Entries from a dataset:
* * *

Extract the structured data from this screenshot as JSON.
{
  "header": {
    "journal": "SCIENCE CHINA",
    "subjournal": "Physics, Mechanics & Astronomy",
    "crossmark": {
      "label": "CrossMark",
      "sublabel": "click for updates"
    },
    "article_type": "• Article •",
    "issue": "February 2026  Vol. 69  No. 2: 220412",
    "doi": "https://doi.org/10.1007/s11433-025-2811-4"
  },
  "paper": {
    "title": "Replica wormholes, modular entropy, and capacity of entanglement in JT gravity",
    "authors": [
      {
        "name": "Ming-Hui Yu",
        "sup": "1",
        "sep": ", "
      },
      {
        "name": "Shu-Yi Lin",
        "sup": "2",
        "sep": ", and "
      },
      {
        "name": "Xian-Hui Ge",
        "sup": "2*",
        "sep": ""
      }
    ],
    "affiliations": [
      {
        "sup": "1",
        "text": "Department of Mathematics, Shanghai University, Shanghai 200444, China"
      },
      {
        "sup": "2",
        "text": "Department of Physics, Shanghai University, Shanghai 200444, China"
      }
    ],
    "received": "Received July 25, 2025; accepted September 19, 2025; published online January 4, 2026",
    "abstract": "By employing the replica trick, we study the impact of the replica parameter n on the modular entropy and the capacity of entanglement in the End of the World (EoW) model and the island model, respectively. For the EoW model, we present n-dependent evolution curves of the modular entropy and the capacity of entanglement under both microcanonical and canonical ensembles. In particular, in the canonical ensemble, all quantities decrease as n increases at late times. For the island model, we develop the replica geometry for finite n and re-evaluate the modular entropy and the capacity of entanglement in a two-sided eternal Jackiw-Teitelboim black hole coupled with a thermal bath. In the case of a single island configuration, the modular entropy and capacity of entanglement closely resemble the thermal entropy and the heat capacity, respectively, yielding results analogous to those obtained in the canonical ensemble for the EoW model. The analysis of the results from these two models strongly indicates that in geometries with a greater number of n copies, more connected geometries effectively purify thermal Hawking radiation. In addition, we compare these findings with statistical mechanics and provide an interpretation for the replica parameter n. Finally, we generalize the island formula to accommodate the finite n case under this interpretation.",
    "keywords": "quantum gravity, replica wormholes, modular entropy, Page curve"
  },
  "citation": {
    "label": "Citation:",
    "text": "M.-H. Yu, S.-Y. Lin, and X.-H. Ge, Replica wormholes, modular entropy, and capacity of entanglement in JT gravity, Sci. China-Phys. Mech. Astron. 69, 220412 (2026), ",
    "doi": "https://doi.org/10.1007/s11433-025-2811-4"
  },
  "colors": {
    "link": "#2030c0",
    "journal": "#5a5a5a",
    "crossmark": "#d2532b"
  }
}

* * *

#### [REQUIRED TASK]
Copy out the whole listing exactly as written.

#### [SOLVED PROBLEM]
Extract the structured data from this screenshot as JSON.
{
  "header": {
    "journal": "SCIENCE CHINA",
    "subjournal": "Physics, Mechanics & Astronomy",
    "crossmark": {
      "label": "CrossMark",
      "sublabel": "click for updates"
    },
    "article_type": "• Article •",
    "issue": "February 2026  Vol. 69  No. 2: 220412",
    "doi": "https://doi.org/10.1007/s11433-025-2811-4"
  },
  "paper": {
    "title": "Replica wormholes, modular entropy, and capacity of entanglement in JT gravity",
    "authors": [
      {
        "name": "Ming-Hui Yu",
        "sup": "1",
        "sep": ", "
      },
      {
        "name": "Shu-Yi Lin",
        "sup": "2",
        "sep": ", and "
      },
      {
        "name": "Xian-Hui Ge",
        "sup": "2*",
        "sep": ""
      }
    ],
    "affiliations": [
      {
        "sup": "1",
        "text": "Department of Mathematics, Shanghai University, Shanghai 200444, China"
      },
      {
        "sup": "2",
        "text": "Department of Physics, Shanghai University, Shanghai 200444, China"
      }
    ],
    "received": "Received July 25, 2025; accepted September 19, 2025; published online January 4, 2026",
    "abstract": "By employing the replica trick, we study the impact of the replica parameter n on the modular entropy and the capacity of entanglement in the End of the World (EoW) model and the island model, respectively. For the EoW model, we present n-dependent evolution curves of the modular entropy and the capacity of entanglement under both microcanonical and canonical ensembles. In particular, in the canonical ensemble, all quantities decrease as n increases at late times. For the island model, we develop the replica geometry for finite n and re-evaluate the modular entropy and the capacity of entanglement in a two-sided eternal Jackiw-Teitelboim black hole coupled with a thermal bath. In the case of a single island configuration, the modular entropy and capacity of entanglement closely resemble the thermal entropy and the heat capacity, respectively, yielding results analogous to those obtained in the canonical ensemble for the EoW model. The analysis of the results from these two models strongly indicates that in geometries with a greater number of n copies, more connected geometries effectively purify thermal Hawking radiation. In addition, we compare these findings with statistical mechanics and provide an interpretation for the replica parameter n. Finally, we generalize the island formula to accommodate the finite n case under this interpretation.",
    "keywords": "quantum gravity, replica wormholes, modular entropy, Page curve"
  },
  "citation": {
    "label": "Citation:",
    "text": "M.-H. Yu, S.-Y. Lin, and X.-H. Ge, Replica wormholes, modular entropy, and capacity of entanglement in JT gravity, Sci. China-Phys. Mech. Astron. 69, 220412 (2026), ",
    "doi": "https://doi.org/10.1007/s11433-025-2811-4"
  },
  "colors": {
    "link": "#2030c0",
    "journal": "#5a5a5a",
    "crossmark": "#d2532b"
  }
}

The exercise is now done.